Dataset records:
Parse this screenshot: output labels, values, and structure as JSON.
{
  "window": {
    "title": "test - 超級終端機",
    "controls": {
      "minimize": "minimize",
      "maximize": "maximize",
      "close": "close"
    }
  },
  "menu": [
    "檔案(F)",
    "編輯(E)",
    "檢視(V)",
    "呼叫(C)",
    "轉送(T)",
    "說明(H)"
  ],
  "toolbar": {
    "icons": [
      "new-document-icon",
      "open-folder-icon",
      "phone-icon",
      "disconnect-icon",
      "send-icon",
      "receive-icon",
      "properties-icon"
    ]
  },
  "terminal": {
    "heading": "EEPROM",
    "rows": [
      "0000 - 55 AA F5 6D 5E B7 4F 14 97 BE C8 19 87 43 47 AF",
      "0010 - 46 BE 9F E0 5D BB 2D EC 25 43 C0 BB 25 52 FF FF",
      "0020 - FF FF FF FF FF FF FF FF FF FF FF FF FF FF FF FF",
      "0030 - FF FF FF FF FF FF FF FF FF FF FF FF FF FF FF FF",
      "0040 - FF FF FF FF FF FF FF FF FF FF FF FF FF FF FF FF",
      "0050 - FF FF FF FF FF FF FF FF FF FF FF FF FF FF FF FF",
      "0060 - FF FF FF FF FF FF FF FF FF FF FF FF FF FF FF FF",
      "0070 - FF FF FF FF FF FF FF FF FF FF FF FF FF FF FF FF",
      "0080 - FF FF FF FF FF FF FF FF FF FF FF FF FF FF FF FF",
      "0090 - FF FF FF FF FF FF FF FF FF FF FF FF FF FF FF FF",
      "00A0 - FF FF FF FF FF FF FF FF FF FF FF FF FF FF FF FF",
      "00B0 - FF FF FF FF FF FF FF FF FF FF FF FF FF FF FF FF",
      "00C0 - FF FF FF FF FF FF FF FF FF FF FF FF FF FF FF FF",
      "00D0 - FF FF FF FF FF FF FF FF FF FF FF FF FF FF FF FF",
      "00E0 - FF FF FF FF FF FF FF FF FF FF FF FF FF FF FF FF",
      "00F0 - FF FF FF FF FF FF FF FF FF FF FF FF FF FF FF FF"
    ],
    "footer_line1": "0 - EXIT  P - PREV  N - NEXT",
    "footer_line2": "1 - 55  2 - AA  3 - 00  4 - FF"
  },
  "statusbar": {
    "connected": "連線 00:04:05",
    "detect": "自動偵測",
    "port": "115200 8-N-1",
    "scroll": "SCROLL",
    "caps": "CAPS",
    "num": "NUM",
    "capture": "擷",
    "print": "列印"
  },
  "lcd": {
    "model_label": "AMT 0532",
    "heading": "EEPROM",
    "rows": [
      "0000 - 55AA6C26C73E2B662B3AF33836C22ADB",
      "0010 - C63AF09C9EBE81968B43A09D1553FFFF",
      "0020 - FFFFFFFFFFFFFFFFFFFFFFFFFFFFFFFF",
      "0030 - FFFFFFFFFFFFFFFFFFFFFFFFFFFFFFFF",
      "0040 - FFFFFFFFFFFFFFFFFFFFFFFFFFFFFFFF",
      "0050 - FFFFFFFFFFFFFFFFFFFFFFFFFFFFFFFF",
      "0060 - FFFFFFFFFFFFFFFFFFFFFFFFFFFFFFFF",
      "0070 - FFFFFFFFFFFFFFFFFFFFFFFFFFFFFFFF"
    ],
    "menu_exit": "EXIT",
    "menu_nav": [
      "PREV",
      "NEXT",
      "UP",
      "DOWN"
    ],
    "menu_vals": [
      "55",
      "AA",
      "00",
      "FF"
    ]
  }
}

» To be done
Extract all lines from the data in which "PREV" is found.

» Reply
    "footer_line1": "0 - EXIT  P - PREV  N - NEXT",
      "PREV",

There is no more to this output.